Request —
In the listing below, locate the lines that hold the string "Effects". Copy those lines.

Exercise inputs —
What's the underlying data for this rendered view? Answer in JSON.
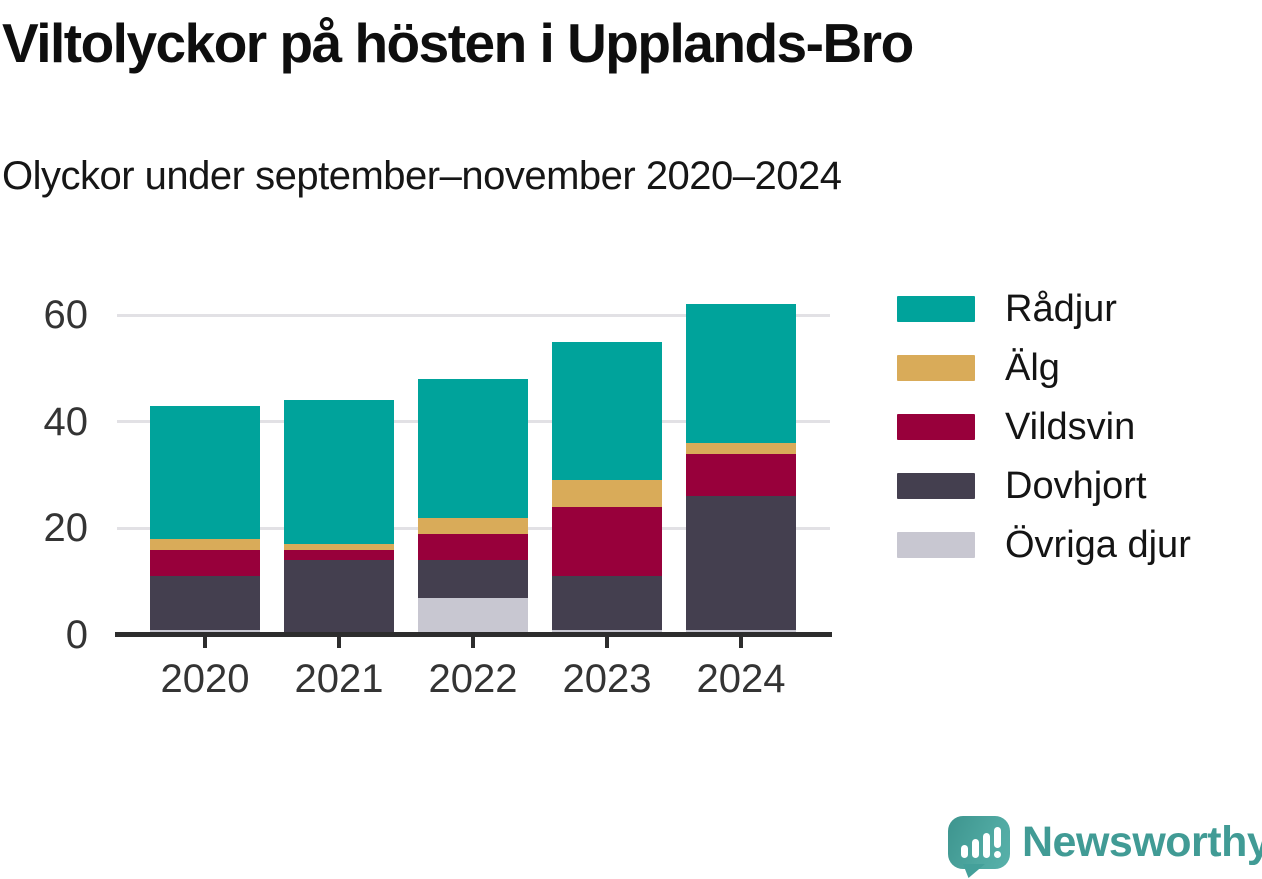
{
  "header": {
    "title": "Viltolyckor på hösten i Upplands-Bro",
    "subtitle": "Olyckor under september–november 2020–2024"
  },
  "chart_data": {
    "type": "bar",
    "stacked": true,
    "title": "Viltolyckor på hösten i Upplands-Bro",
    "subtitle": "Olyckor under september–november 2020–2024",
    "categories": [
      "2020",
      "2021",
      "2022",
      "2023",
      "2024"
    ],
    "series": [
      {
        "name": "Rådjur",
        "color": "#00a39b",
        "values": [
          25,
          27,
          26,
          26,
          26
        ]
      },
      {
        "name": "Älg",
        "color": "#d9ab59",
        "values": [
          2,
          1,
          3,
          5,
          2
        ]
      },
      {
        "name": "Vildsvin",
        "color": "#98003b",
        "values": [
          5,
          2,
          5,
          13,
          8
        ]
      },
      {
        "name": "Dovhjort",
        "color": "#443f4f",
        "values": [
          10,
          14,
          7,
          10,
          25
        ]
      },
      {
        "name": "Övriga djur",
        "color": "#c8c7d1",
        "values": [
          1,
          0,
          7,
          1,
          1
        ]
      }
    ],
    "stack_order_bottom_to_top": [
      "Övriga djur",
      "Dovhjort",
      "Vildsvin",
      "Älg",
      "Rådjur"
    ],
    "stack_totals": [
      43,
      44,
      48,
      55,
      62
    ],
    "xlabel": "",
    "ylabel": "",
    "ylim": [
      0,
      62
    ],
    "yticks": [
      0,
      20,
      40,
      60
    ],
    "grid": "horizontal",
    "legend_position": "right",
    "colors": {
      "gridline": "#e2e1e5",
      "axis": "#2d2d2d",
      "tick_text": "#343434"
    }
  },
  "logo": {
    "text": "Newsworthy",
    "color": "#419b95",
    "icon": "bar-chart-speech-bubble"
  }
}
--
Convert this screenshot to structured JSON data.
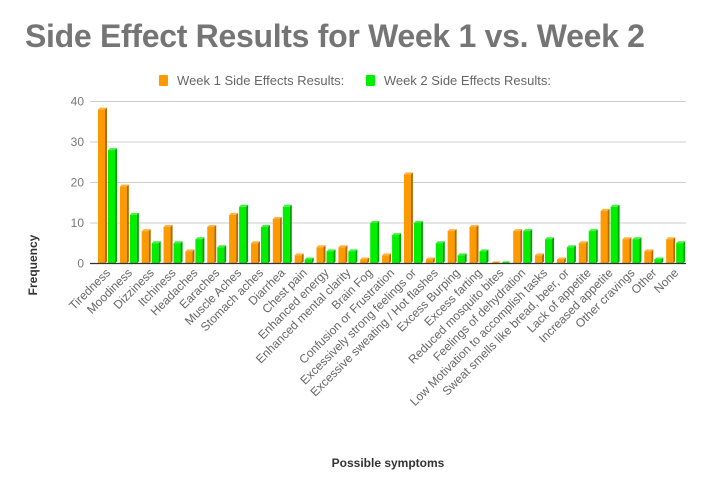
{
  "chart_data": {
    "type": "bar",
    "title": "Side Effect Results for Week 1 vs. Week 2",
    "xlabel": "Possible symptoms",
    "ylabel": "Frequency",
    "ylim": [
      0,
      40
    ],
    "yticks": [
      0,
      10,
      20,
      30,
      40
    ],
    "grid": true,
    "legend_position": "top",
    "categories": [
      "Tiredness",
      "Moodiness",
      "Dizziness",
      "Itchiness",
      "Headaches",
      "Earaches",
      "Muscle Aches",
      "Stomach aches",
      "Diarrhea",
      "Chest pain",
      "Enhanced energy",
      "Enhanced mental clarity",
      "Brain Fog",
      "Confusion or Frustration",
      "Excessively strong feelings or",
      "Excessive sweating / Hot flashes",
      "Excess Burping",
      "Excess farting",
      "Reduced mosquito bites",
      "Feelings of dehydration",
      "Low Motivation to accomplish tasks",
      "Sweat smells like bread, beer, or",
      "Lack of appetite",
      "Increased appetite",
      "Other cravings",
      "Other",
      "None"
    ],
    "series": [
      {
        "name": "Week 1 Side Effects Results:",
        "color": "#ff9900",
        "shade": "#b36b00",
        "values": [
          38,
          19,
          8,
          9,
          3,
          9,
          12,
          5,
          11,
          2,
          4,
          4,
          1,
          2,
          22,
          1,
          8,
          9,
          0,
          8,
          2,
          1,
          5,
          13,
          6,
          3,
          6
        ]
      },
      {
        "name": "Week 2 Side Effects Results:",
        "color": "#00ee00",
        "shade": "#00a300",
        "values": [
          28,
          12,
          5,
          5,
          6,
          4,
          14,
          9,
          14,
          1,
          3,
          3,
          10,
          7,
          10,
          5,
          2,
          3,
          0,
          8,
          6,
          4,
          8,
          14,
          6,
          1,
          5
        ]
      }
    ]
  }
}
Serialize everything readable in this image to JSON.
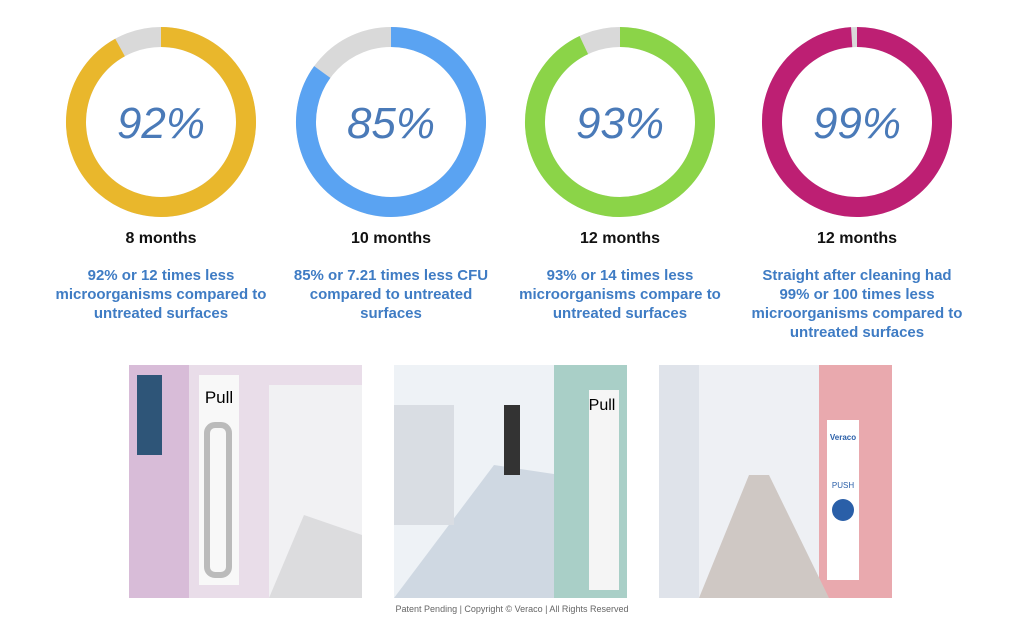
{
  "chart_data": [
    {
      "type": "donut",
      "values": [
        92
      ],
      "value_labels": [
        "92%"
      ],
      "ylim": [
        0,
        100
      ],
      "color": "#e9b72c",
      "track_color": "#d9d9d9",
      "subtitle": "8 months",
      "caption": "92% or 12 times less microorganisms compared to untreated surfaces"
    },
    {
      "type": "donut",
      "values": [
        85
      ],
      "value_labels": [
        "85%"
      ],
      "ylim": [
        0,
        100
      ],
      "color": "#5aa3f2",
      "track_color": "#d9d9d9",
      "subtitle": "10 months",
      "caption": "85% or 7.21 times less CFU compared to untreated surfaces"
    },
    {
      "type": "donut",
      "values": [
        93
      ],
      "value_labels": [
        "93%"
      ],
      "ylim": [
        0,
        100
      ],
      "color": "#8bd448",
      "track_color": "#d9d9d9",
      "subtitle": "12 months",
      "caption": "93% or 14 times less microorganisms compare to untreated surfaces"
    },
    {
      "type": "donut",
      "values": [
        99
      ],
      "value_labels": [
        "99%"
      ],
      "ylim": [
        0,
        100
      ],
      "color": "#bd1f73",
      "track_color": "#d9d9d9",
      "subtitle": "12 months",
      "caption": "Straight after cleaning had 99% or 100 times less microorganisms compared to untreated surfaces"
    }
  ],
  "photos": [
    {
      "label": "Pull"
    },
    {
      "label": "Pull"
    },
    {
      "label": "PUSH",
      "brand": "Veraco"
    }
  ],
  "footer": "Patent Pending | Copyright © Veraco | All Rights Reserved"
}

Exercise output —
        "name": "Week 1 Side Effects Results:",
        "name": "Week 2 Side Effects Results:",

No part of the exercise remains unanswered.